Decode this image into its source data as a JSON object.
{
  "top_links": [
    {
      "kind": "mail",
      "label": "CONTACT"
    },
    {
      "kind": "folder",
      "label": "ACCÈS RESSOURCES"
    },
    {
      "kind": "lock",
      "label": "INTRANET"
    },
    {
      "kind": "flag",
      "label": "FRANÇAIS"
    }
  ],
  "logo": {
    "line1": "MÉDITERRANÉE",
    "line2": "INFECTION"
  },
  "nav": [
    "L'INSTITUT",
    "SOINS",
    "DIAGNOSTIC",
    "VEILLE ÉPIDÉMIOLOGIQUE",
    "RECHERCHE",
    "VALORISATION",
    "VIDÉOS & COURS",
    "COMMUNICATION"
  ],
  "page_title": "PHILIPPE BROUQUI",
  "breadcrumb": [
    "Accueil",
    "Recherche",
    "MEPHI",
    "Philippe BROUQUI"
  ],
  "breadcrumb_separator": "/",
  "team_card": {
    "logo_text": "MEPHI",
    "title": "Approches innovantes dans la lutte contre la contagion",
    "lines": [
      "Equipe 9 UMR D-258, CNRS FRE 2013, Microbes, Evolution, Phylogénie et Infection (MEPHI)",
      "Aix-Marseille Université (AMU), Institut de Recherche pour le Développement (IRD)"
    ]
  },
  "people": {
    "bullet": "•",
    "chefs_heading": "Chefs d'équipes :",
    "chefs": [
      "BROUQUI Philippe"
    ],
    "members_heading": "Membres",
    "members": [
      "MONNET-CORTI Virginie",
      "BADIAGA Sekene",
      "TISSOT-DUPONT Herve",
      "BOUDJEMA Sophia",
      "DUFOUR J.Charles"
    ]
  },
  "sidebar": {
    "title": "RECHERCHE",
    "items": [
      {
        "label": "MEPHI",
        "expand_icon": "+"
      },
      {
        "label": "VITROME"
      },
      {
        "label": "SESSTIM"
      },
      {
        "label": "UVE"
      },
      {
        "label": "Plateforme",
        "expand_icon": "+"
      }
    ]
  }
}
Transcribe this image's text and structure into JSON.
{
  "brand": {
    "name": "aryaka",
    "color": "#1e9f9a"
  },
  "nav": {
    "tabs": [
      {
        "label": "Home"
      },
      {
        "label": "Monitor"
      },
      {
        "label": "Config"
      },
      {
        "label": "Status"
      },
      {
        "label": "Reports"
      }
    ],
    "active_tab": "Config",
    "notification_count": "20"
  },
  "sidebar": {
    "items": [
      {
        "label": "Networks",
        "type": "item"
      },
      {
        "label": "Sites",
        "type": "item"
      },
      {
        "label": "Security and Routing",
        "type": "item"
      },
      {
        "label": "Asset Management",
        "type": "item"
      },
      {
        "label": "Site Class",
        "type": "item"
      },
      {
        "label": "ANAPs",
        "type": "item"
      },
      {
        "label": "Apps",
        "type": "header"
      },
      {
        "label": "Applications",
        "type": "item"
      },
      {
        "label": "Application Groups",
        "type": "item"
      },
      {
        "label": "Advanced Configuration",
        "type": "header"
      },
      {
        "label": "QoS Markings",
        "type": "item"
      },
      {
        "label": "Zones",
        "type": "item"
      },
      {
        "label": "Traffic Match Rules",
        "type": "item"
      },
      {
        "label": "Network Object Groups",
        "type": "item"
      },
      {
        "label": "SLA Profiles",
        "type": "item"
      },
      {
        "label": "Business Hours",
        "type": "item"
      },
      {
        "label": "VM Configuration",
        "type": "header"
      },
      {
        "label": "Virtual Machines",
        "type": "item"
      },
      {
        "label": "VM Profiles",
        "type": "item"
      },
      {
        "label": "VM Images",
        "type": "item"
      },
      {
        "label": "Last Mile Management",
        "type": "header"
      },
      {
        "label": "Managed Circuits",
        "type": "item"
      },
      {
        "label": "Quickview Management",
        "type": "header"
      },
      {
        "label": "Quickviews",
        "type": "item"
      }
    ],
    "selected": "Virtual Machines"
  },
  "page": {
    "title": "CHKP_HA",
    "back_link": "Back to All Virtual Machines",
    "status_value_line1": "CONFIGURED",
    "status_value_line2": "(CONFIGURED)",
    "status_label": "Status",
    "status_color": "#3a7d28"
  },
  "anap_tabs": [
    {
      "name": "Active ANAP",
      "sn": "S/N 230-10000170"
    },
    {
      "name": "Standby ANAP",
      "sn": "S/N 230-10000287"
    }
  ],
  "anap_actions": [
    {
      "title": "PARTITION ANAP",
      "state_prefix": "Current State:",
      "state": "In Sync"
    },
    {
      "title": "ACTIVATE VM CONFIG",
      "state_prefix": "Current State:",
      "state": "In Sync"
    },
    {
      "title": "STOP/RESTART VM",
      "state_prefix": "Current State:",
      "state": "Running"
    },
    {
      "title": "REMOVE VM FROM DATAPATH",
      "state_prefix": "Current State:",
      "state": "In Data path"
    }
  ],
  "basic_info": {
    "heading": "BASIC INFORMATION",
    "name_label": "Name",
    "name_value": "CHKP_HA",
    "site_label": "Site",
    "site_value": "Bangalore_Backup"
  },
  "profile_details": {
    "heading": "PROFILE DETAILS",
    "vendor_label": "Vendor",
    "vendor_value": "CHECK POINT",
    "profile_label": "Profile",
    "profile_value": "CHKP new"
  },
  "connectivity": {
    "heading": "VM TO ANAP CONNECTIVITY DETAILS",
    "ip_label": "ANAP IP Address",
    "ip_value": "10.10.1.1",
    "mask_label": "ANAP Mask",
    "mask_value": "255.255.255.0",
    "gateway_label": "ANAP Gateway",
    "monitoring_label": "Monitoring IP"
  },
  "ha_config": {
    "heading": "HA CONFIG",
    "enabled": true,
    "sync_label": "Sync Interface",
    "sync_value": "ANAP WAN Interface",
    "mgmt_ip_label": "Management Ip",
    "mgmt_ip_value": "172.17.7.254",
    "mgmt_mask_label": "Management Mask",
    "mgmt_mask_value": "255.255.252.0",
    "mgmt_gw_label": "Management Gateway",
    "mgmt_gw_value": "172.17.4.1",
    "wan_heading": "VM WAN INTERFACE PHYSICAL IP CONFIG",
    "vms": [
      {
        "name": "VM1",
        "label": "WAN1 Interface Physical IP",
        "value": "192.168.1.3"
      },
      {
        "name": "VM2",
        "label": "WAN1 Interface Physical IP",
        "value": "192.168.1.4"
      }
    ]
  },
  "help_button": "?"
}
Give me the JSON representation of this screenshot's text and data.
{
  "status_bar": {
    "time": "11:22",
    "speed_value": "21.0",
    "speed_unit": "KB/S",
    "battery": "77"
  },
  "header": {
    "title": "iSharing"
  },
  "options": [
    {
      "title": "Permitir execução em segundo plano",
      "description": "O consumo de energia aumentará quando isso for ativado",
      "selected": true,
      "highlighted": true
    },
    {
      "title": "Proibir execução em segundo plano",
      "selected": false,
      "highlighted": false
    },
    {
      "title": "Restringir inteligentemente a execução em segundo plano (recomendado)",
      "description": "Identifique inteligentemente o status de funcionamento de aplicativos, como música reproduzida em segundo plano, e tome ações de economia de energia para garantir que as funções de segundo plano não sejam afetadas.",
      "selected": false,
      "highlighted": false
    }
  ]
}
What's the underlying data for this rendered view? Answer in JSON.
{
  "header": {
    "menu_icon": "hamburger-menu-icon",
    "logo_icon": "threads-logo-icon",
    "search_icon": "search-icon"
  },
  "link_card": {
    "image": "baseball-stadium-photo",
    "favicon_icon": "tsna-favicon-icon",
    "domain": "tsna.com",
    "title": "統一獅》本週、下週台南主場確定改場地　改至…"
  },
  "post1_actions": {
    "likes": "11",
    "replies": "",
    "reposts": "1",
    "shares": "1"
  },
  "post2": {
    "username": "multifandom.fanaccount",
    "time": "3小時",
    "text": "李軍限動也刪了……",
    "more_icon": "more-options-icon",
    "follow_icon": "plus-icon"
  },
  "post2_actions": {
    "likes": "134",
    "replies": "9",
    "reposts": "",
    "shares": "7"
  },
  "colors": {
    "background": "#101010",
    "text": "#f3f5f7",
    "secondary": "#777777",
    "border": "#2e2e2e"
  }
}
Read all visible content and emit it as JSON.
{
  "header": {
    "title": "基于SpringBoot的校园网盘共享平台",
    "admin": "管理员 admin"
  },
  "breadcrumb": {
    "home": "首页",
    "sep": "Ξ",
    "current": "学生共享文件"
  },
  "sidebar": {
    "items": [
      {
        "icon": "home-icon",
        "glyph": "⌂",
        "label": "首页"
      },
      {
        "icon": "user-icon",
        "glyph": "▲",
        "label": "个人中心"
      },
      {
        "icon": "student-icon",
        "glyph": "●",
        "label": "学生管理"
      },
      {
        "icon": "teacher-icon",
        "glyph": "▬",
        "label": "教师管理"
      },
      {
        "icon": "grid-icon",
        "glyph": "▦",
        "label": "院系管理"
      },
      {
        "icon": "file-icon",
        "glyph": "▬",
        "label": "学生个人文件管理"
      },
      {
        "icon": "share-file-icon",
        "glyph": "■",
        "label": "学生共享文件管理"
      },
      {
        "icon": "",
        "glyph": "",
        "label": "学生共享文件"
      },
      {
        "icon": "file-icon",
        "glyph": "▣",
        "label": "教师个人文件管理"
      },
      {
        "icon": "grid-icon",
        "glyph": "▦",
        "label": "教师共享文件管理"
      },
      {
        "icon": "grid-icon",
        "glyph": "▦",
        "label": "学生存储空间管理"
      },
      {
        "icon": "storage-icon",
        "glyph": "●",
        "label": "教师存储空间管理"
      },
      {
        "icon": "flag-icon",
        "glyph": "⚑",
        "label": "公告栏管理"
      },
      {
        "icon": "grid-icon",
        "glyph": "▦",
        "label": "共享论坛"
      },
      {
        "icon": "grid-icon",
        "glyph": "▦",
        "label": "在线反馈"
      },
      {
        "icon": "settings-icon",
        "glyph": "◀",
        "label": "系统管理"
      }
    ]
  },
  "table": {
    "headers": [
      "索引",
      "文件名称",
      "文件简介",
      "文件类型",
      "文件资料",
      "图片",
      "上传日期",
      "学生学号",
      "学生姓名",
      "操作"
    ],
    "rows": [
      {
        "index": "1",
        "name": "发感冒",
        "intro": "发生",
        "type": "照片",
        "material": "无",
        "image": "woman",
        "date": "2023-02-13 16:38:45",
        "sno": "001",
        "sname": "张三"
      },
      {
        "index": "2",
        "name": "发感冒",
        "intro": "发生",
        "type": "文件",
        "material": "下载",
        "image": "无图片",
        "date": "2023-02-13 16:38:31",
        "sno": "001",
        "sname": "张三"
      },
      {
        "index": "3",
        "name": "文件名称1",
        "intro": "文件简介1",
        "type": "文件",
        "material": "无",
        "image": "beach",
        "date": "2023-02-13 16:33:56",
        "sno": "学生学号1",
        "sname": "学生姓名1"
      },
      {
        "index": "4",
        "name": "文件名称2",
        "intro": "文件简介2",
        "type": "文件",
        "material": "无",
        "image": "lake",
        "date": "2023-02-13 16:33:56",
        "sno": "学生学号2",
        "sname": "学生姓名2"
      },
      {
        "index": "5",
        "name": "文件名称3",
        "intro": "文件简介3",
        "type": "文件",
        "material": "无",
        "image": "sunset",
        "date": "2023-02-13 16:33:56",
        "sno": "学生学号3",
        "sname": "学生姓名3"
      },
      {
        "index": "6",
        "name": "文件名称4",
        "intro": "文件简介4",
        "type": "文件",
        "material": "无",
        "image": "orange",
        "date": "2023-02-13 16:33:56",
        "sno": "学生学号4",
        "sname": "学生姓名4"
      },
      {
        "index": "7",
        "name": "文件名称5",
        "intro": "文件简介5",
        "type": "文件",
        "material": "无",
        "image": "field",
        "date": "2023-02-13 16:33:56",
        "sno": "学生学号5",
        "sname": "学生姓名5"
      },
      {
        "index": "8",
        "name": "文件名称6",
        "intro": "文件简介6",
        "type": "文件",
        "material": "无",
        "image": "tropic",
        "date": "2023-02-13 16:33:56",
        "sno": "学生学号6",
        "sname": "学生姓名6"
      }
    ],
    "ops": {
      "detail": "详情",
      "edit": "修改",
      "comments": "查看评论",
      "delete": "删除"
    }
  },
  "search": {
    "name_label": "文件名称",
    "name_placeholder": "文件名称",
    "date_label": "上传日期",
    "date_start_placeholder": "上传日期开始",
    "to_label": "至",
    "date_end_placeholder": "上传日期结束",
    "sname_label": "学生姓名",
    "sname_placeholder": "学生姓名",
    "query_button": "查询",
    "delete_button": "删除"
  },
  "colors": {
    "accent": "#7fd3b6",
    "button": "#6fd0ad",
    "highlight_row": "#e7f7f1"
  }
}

# # # #

EXERCISE TASK. Using the listing above, pick out each line that contains the word "JSON", then copy it.

EXERCISE SOLUTION.
Decode this image into its source data as a JSON object.
Transcribe this image's text and structure into JSON.
Give me the JSON representation of this screenshot's text and data.
What's the underlying data for this rendered view? Answer in JSON.
Read all visible content and emit it as JSON.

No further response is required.